> _SUPPLIED RECORDS_
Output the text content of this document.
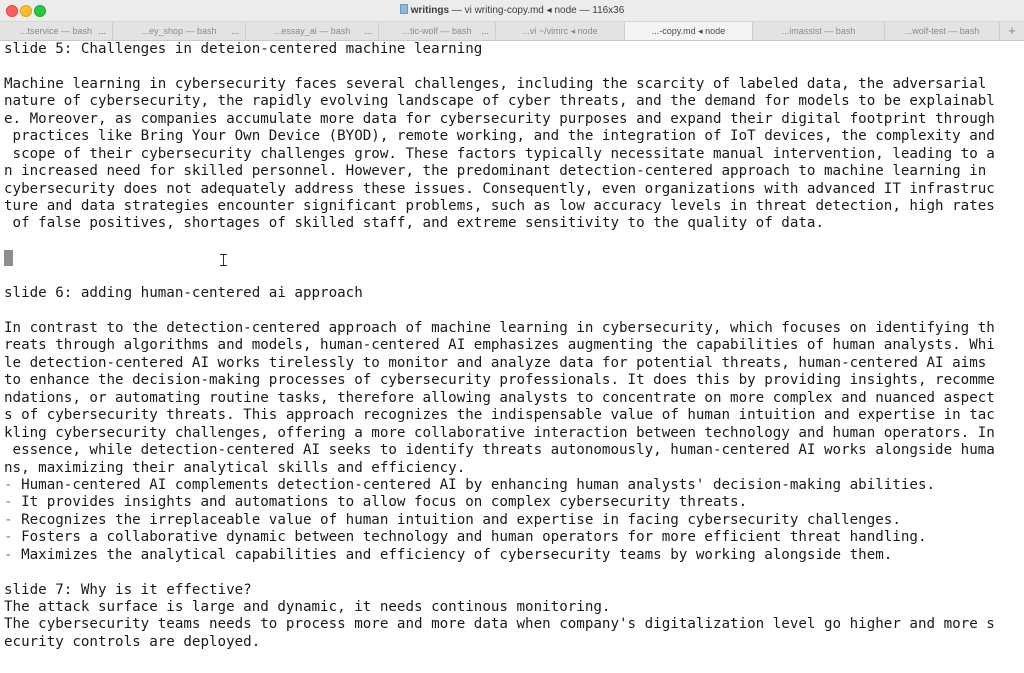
writings — vi writing-copy.md ◂ node — 116x36
...tservice — bash ...	...ey_shop — bash ...	...essay_ai — bash ...	...tic-wolf — bash ...	...vi ~/vimrc ◂ node	...-copy.md ◂ node	...imassist — bash	...wolf-test — bash	+
slide 5: Challenges in deteion-centered machine learning
Machine learning in cybersecurity faces several challenges, including the scarcity of labeled data, the adversarial
nature of cybersecurity, the rapidly evolving landscape of cyber threats, and the demand for models to be explainabl
e. Moreover, as companies accumulate more data for cybersecurity purposes and expand their digital footprint through
practices like Bring Your Own Device (BYOD), remote working, and the integration of IoT devices, the complexity and
scope of their cybersecurity challenges grow. These factors typically necessitate manual intervention, leading to a
n increased need for skilled personnel. However, the predominant detection-centered approach to machine learning in
cybersecurity does not adequately address these issues. Consequently, even organizations with advanced IT infrastruc
ture and data strategies encounter significant problems, such as low accuracy levels in threat detection, high rates
of false positives, shortages of skilled staff, and extreme sensitivity to the quality of data.
slide 6: adding human-centered ai approach
In contrast to the detection-centered approach of machine learning in cybersecurity, which focuses on identifying th
reats through algorithms and models, human-centered AI emphasizes augmenting the capabilities of human analysts. Whi
le detection-centered AI works tirelessly to monitor and analyze data for potential threats, human-centered AI aims
to enhance the decision-making processes of cybersecurity professionals. It does this by providing insights, recomme
ndations, or automating routine tasks, therefore allowing analysts to concentrate on more complex and nuanced aspect
s of cybersecurity threats. This approach recognizes the indispensable value of human intuition and expertise in tac
kling cybersecurity challenges, offering a more collaborative interaction between technology and human operators. In
essence, while detection-centered AI seeks to identify threats autonomously, human-centered AI works alongside huma
ns, maximizing their analytical skills and efficiency.
- Human-centered AI complements detection-centered AI by enhancing human analysts' decision-making abilities.
- It provides insights and automations to allow focus on complex cybersecurity threats.
- Recognizes the irreplaceable value of human intuition and expertise in facing cybersecurity challenges.
- Fosters a collaborative dynamic between technology and human operators for more efficient threat handling.
- Maximizes the analytical capabilities and efficiency of cybersecurity teams by working alongside them.
slide 7: Why is it effective?
The attack surface is large and dynamic, it needs continous monitoring.
The cybersecurity teams needs to process more and more data when company's digitalization level go higher and more s
ecurity controls are deployed.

> _TO BE DONE_
Copy every line from the entries that contains the word "learning".

> _OUTPUT_
slide 5: Challenges in deteion-centered machine learning
Machine learning in cybersecurity faces several challenges, including the scarcity of labeled data, the adversarial
n increased need for skilled personnel. However, the predominant detection-centered approach to machine learning in
In contrast to the detection-centered approach of machine learning in cybersecurity, which focuses on identifying th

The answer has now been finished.